§ BRIEF:
Print out every record exactly as it appears.
[start PROVIDED MATERIAL]
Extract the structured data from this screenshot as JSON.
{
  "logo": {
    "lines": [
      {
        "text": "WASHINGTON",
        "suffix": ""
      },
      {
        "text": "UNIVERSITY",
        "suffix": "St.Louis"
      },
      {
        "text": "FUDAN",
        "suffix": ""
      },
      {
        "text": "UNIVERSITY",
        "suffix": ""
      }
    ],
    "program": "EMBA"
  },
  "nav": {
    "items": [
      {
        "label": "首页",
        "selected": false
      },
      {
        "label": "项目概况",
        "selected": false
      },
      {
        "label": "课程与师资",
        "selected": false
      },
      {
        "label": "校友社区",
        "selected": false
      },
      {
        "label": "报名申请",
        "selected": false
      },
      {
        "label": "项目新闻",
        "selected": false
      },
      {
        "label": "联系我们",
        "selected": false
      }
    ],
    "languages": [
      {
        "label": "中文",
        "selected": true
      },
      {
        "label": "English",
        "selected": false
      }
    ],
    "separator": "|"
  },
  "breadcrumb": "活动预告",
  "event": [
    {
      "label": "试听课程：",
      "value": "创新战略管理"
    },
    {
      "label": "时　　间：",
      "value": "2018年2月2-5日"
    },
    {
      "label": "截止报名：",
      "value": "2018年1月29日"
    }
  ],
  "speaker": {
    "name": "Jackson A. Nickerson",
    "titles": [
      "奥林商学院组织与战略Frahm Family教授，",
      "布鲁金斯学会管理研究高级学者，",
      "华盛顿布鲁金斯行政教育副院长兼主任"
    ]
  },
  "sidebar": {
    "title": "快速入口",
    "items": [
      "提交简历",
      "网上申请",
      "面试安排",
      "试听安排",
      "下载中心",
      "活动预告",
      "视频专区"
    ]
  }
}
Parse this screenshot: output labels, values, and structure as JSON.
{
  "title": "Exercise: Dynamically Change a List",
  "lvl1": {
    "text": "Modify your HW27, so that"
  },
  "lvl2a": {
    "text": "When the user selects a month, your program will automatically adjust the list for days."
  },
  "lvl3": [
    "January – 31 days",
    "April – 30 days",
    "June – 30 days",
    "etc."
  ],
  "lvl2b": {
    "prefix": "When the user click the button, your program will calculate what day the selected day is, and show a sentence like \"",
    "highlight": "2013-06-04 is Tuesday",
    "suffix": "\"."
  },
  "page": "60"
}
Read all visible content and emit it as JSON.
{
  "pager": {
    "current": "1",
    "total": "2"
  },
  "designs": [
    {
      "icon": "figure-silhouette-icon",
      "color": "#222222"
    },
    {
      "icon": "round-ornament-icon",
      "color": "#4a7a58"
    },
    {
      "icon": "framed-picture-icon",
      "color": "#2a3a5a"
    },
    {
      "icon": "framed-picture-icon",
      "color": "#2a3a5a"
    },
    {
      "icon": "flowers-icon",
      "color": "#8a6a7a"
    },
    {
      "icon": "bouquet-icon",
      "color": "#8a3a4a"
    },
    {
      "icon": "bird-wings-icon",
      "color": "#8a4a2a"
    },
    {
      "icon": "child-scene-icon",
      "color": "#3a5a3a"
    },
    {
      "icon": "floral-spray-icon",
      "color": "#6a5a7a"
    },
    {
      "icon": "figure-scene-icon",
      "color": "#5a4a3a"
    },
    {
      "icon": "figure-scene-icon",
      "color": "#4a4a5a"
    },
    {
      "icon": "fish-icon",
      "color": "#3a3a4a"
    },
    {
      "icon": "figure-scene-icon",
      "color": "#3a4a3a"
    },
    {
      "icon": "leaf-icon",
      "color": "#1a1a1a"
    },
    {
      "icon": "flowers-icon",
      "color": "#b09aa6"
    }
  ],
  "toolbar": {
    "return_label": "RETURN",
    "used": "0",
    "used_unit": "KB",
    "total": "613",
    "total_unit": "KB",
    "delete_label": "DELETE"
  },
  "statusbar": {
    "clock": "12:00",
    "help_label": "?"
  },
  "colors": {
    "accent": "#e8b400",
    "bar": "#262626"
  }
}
[end PROVIDED MATERIAL]
§ OUTPUT FOR THIS TASK:
Extract the structured data from this screenshot as JSON.
{
  "logo": {
    "lines": [
      {
        "text": "WASHINGTON",
        "suffix": ""
      },
      {
        "text": "UNIVERSITY",
        "suffix": "St.Louis"
      },
      {
        "text": "FUDAN",
        "suffix": ""
      },
      {
        "text": "UNIVERSITY",
        "suffix": ""
      }
    ],
    "program": "EMBA"
  },
  "nav": {
    "items": [
      {
        "label": "首页",
        "selected": false
      },
      {
        "label": "项目概况",
        "selected": false
      },
      {
        "label": "课程与师资",
        "selected": false
      },
      {
        "label": "校友社区",
        "selected": false
      },
      {
        "label": "报名申请",
        "selected": false
      },
      {
        "label": "项目新闻",
        "selected": false
      },
      {
        "label": "联系我们",
        "selected": false
      }
    ],
    "languages": [
      {
        "label": "中文",
        "selected": true
      },
      {
        "label": "English",
        "selected": false
      }
    ],
    "separator": "|"
  },
  "breadcrumb": "活动预告",
  "event": [
    {
      "label": "试听课程：",
      "value": "创新战略管理"
    },
    {
      "label": "时　　间：",
      "value": "2018年2月2-5日"
    },
    {
      "label": "截止报名：",
      "value": "2018年1月29日"
    }
  ],
  "speaker": {
    "name": "Jackson A. Nickerson",
    "titles": [
      "奥林商学院组织与战略Frahm Family教授，",
      "布鲁金斯学会管理研究高级学者，",
      "华盛顿布鲁金斯行政教育副院长兼主任"
    ]
  },
  "sidebar": {
    "title": "快速入口",
    "items": [
      "提交简历",
      "网上申请",
      "面试安排",
      "试听安排",
      "下载中心",
      "活动预告",
      "视频专区"
    ]
  }
}
Parse this screenshot: output labels, values, and structure as JSON.
{
  "title": "Exercise: Dynamically Change a List",
  "lvl1": {
    "text": "Modify your HW27, so that"
  },
  "lvl2a": {
    "text": "When the user selects a month, your program will automatically adjust the list for days."
  },
  "lvl3": [
    "January – 31 days",
    "April – 30 days",
    "June – 30 days",
    "etc."
  ],
  "lvl2b": {
    "prefix": "When the user click the button, your program will calculate what day the selected day is, and show a sentence like \"",
    "highlight": "2013-06-04 is Tuesday",
    "suffix": "\"."
  },
  "page": "60"
}
Read all visible content and emit it as JSON.
{
  "pager": {
    "current": "1",
    "total": "2"
  },
  "designs": [
    {
      "icon": "figure-silhouette-icon",
      "color": "#222222"
    },
    {
      "icon": "round-ornament-icon",
      "color": "#4a7a58"
    },
    {
      "icon": "framed-picture-icon",
      "color": "#2a3a5a"
    },
    {
      "icon": "framed-picture-icon",
      "color": "#2a3a5a"
    },
    {
      "icon": "flowers-icon",
      "color": "#8a6a7a"
    },
    {
      "icon": "bouquet-icon",
      "color": "#8a3a4a"
    },
    {
      "icon": "bird-wings-icon",
      "color": "#8a4a2a"
    },
    {
      "icon": "child-scene-icon",
      "color": "#3a5a3a"
    },
    {
      "icon": "floral-spray-icon",
      "color": "#6a5a7a"
    },
    {
      "icon": "figure-scene-icon",
      "color": "#5a4a3a"
    },
    {
      "icon": "figure-scene-icon",
      "color": "#4a4a5a"
    },
    {
      "icon": "fish-icon",
      "color": "#3a3a4a"
    },
    {
      "icon": "figure-scene-icon",
      "color": "#3a4a3a"
    },
    {
      "icon": "leaf-icon",
      "color": "#1a1a1a"
    },
    {
      "icon": "flowers-icon",
      "color": "#b09aa6"
    }
  ],
  "toolbar": {
    "return_label": "RETURN",
    "used": "0",
    "used_unit": "KB",
    "total": "613",
    "total_unit": "KB",
    "delete_label": "DELETE"
  },
  "statusbar": {
    "clock": "12:00",
    "help_label": "?"
  },
  "colors": {
    "accent": "#e8b400",
    "bar": "#262626"
  }
}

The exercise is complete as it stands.